§ **RECORDS FOR PROCESSING**
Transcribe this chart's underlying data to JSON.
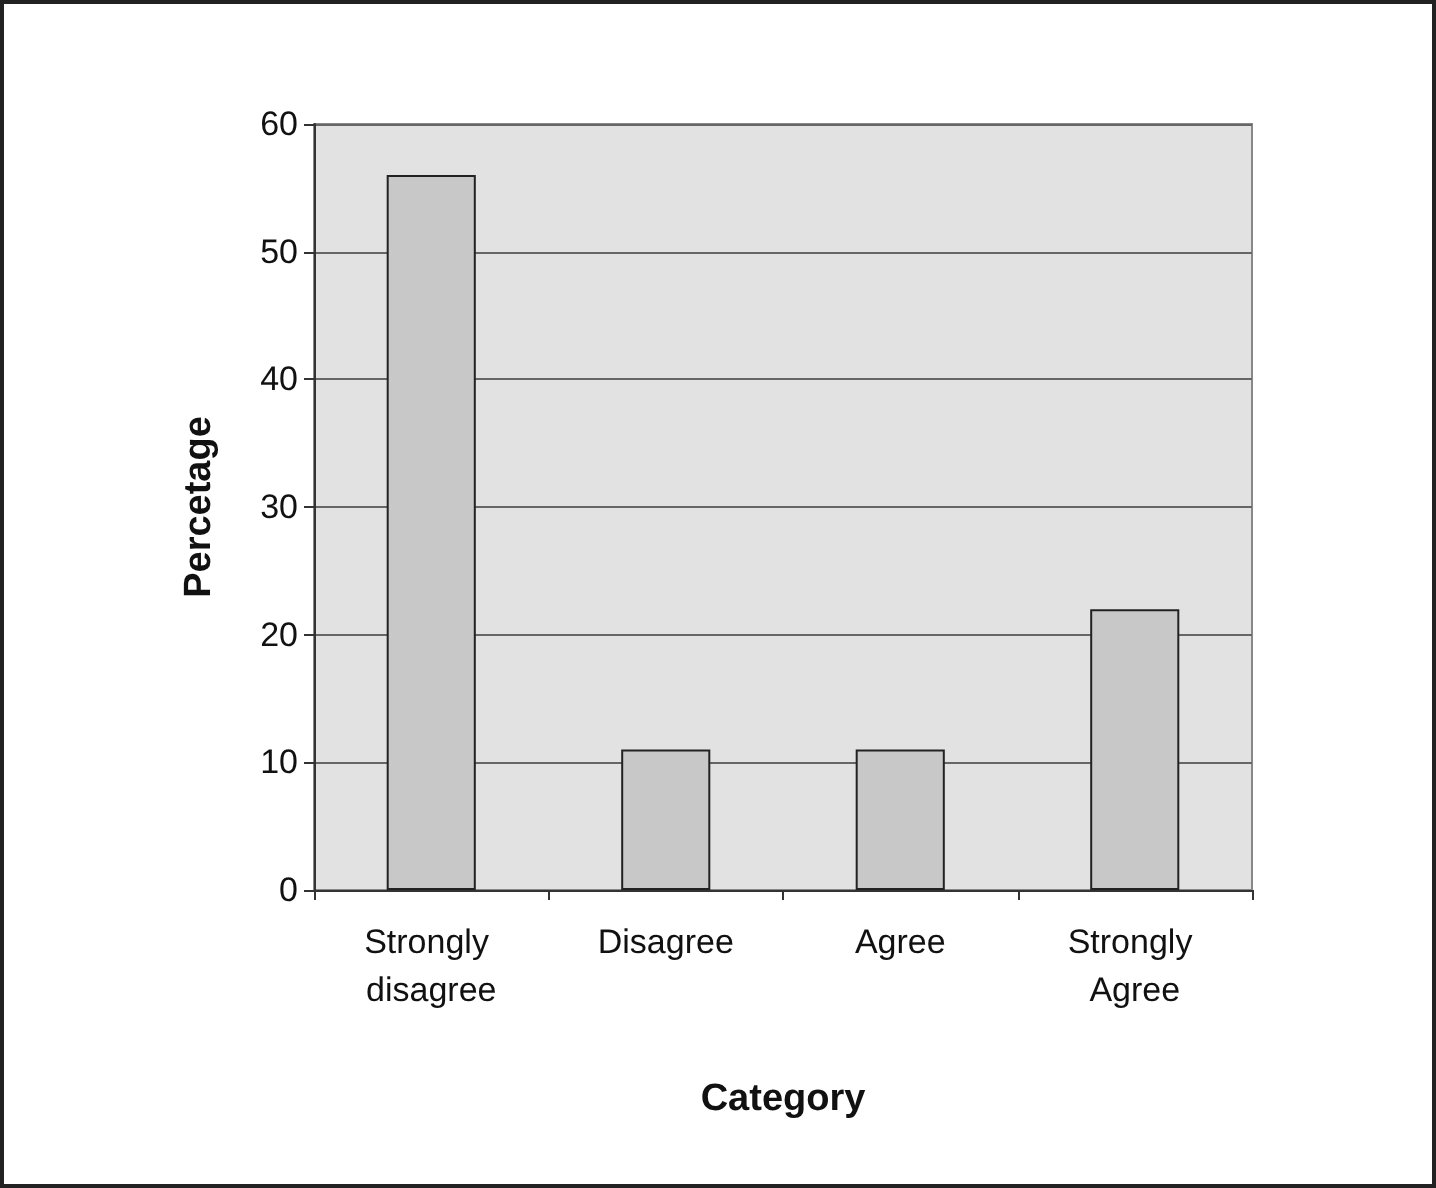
{
  "chart_data": {
    "type": "bar",
    "xlabel": "Category",
    "ylabel": "Percetage",
    "categories": [
      "Strongly disagree",
      "Disagree",
      "Agree",
      "Strongly Agree"
    ],
    "values": [
      56,
      11,
      11,
      22
    ],
    "color": "#c8c8c8",
    "ylim": [
      0,
      60
    ],
    "yticks": [
      0,
      10,
      20,
      30,
      40,
      50,
      60
    ],
    "grid": "y"
  }
}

§ **GIVEN REQUEST**
Every line of text is to be repeated exactly; pictures are left out.

§ **ANSWER TO THE PROBLEM**
Transcribe this chart's underlying data to JSON.
{
  "chart_data": {
    "type": "bar",
    "xlabel": "Category",
    "ylabel": "Percetage",
    "categories": [
      "Strongly disagree",
      "Disagree",
      "Agree",
      "Strongly Agree"
    ],
    "values": [
      56,
      11,
      11,
      22
    ],
    "color": "#c8c8c8",
    "ylim": [
      0,
      60
    ],
    "yticks": [
      0,
      10,
      20,
      30,
      40,
      50,
      60
    ],
    "grid": "y"
  }
}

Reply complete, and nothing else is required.